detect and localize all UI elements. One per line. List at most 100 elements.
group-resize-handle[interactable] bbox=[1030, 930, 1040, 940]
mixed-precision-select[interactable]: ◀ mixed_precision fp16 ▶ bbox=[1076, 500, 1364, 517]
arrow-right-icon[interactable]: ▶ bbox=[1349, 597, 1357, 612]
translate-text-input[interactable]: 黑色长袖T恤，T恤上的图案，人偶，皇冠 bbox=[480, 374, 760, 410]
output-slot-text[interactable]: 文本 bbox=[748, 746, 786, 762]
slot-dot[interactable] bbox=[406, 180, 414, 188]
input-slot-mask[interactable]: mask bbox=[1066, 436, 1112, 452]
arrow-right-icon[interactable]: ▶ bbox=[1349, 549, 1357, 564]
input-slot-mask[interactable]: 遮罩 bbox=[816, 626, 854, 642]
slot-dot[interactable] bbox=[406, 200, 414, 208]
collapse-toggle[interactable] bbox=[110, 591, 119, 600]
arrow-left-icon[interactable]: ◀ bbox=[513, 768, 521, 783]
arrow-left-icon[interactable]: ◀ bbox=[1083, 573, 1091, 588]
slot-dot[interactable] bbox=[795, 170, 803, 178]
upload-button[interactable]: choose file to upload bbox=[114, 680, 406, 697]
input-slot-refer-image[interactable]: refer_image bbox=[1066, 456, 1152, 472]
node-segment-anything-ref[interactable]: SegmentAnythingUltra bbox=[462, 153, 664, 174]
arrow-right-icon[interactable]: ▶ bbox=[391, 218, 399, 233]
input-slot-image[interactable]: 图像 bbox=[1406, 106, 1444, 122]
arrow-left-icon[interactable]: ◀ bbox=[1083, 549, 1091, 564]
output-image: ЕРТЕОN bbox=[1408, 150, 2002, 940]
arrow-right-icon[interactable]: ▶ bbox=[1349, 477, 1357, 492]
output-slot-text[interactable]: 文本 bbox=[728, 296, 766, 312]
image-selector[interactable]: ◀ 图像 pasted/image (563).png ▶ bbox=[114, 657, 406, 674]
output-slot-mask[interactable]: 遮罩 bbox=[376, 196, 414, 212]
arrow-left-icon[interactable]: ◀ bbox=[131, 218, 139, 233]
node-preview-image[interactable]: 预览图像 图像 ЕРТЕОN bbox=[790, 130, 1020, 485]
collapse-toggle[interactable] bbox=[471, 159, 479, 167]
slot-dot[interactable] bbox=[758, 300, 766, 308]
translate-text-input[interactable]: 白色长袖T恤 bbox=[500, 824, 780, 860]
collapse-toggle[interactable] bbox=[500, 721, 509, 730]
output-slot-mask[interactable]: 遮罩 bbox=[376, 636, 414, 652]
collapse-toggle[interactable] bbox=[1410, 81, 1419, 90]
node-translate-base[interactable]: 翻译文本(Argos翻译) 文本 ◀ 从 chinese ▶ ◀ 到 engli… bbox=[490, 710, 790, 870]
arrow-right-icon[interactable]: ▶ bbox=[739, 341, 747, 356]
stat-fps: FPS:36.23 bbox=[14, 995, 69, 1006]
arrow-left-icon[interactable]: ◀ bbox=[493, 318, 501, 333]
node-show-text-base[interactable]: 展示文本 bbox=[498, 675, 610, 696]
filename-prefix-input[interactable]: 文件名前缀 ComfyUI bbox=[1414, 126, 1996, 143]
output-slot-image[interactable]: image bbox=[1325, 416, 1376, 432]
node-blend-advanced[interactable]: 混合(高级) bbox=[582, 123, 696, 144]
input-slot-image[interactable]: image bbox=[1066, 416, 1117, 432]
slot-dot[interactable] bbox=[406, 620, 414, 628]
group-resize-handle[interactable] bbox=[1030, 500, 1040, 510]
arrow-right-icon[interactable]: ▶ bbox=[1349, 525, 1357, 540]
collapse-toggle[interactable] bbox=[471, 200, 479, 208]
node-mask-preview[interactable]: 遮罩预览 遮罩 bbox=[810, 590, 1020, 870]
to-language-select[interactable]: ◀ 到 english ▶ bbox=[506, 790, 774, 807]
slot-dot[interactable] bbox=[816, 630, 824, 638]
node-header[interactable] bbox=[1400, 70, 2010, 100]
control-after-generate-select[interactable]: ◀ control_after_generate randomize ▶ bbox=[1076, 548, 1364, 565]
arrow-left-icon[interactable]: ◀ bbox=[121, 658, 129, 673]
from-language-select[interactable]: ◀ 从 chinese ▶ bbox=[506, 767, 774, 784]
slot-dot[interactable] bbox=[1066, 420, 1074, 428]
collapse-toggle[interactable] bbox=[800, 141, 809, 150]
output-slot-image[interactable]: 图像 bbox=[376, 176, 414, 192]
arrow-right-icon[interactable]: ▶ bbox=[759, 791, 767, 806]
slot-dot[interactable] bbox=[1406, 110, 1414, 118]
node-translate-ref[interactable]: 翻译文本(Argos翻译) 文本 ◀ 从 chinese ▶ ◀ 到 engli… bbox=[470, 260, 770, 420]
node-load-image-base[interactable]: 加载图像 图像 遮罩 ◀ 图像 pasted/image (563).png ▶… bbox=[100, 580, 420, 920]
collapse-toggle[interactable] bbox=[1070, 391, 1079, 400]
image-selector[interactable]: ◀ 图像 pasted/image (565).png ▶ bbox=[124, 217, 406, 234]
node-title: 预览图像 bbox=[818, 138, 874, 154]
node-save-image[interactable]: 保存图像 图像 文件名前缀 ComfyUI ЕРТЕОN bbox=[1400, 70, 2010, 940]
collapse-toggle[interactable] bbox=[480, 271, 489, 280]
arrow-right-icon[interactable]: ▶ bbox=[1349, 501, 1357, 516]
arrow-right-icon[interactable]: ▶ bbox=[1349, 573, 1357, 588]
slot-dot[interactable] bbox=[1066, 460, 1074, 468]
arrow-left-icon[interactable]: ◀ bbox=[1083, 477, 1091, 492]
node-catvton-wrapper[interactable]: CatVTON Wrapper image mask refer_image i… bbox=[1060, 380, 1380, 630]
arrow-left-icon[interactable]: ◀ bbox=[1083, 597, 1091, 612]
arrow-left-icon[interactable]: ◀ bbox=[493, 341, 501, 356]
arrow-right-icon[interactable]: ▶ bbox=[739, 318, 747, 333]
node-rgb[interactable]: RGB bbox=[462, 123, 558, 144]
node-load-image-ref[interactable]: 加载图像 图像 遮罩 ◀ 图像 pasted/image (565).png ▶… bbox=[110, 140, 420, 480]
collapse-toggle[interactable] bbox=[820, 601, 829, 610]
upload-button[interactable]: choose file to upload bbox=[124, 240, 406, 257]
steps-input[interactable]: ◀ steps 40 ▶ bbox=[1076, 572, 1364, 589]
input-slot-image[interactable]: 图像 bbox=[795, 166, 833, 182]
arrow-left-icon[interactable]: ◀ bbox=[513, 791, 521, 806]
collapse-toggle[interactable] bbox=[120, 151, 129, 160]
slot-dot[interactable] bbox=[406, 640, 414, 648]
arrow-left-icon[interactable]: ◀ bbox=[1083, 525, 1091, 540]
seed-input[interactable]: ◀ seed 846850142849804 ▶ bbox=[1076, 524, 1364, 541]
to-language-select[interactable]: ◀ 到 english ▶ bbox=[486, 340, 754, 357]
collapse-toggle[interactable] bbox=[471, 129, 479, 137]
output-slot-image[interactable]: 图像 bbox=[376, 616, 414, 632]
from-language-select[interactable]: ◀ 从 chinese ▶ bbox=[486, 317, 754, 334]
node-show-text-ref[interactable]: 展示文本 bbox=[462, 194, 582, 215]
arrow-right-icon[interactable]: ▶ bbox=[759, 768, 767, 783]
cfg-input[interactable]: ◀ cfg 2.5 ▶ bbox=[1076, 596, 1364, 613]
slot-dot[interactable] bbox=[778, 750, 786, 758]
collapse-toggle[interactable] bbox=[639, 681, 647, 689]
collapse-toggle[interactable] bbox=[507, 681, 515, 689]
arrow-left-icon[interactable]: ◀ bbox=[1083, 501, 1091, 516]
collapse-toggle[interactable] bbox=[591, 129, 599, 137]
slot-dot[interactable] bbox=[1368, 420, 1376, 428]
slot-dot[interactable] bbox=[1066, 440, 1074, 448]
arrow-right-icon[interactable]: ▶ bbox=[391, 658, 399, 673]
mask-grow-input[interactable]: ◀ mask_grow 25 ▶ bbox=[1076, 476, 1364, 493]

+++

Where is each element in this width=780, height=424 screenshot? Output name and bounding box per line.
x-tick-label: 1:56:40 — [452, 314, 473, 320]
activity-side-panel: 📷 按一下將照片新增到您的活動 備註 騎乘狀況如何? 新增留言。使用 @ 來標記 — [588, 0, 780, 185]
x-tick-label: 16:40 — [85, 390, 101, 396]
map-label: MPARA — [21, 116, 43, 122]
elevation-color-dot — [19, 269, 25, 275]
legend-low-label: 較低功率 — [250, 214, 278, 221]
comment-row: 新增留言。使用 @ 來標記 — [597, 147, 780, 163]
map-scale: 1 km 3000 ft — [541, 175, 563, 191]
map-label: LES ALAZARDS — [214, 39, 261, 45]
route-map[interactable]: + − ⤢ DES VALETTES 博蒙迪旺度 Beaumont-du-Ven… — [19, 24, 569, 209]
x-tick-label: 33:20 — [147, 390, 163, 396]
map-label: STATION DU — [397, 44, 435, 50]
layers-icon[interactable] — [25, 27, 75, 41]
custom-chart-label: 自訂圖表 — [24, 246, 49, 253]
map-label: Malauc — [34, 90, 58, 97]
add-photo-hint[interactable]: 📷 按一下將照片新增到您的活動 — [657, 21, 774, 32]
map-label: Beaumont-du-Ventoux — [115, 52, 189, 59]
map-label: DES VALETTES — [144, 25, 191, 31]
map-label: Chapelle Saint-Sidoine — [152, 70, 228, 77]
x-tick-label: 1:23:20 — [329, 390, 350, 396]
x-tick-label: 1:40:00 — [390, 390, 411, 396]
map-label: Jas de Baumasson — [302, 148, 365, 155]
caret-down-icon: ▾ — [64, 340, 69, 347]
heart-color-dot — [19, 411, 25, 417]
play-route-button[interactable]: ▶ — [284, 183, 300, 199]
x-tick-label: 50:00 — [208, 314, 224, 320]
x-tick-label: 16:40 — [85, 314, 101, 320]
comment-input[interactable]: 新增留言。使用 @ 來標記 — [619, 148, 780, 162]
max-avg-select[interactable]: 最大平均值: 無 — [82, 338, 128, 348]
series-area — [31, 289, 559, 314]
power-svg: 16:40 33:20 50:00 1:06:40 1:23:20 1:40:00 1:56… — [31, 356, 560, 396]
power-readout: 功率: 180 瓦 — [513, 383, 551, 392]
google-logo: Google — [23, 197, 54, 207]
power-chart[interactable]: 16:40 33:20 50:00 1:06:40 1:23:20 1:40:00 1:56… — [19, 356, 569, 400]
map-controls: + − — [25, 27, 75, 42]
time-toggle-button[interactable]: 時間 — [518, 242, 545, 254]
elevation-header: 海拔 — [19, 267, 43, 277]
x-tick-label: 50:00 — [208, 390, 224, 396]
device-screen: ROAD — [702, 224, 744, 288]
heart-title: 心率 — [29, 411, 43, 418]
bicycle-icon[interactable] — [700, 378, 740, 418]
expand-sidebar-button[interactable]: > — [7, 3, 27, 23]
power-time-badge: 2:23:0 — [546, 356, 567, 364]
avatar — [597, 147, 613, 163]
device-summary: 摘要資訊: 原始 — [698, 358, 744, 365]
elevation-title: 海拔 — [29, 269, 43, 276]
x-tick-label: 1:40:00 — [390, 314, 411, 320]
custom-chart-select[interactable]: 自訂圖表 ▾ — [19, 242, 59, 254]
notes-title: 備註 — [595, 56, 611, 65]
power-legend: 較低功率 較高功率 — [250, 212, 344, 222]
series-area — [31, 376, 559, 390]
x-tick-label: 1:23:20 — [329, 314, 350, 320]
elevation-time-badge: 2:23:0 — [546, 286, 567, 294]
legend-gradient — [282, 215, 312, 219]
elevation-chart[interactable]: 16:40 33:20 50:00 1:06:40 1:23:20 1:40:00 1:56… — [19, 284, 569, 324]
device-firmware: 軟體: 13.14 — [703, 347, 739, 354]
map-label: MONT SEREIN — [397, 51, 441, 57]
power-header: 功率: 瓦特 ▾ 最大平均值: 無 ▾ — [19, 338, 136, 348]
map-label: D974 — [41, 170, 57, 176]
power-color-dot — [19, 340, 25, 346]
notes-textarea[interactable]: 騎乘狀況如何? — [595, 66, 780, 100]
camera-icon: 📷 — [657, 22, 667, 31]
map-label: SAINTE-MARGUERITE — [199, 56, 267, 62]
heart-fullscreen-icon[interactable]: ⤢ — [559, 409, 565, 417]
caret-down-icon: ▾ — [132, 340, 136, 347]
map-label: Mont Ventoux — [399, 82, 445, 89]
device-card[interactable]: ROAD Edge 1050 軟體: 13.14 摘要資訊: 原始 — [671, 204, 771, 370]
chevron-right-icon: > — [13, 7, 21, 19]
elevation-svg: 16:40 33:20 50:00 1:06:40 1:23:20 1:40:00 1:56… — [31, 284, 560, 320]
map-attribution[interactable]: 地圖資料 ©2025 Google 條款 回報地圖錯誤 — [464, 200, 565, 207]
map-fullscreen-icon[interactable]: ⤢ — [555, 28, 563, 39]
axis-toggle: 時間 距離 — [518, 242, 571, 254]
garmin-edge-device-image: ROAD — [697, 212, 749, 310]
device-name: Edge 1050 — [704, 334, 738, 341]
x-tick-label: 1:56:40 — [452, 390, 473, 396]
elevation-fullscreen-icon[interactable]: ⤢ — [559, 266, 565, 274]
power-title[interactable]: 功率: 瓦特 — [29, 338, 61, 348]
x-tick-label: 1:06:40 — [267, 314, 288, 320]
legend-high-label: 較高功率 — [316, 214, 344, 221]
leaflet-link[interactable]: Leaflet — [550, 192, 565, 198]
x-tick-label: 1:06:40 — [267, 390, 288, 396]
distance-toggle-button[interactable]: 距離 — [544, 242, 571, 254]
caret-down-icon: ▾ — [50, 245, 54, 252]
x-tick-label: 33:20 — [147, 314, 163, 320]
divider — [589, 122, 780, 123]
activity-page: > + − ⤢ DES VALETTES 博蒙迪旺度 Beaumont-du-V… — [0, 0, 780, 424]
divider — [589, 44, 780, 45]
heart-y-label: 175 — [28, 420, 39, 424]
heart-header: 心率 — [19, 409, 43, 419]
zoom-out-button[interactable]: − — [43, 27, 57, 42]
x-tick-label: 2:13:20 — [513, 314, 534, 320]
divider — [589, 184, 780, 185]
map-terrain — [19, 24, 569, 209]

+++

*Goal of the exercise*.
Copy out the items again word for word, starting with the line containing "Where is each" and going on through the line containing "map-label: Jas de".

*Answer to the problem*.
Where is each element in this width=780, height=424 screenshot? Output name and bounding box per line.
x-tick-label: 1:56:40 — [452, 314, 473, 320]
activity-side-panel: 📷 按一下將照片新增到您的活動 備註 騎乘狀況如何? 新增留言。使用 @ 來標記 — [588, 0, 780, 185]
x-tick-label: 16:40 — [85, 390, 101, 396]
map-label: MPARA — [21, 116, 43, 122]
elevation-color-dot — [19, 269, 25, 275]
legend-low-label: 較低功率 — [250, 214, 278, 221]
comment-row: 新增留言。使用 @ 來標記 — [597, 147, 780, 163]
map-scale: 1 km 3000 ft — [541, 175, 563, 191]
map-label: LES ALAZARDS — [214, 39, 261, 45]
route-map[interactable]: + − ⤢ DES VALETTES 博蒙迪旺度 Beaumont-du-Ven… — [19, 24, 569, 209]
x-tick-label: 33:20 — [147, 390, 163, 396]
map-label: STATION DU — [397, 44, 435, 50]
layers-icon[interactable] — [25, 27, 75, 41]
custom-chart-label: 自訂圖表 — [24, 246, 49, 253]
map-label: Malauc — [34, 90, 58, 97]
add-photo-hint[interactable]: 📷 按一下將照片新增到您的活動 — [657, 21, 774, 32]
map-label: Beaumont-du-Ventoux — [115, 52, 189, 59]
map-label: DES VALETTES — [144, 25, 191, 31]
map-label: Chapelle Saint-Sidoine — [152, 70, 228, 77]
x-tick-label: 1:23:20 — [329, 390, 350, 396]
x-tick-label: 1:40:00 — [390, 390, 411, 396]
map-label: Jas de Baumasson — [302, 148, 365, 155]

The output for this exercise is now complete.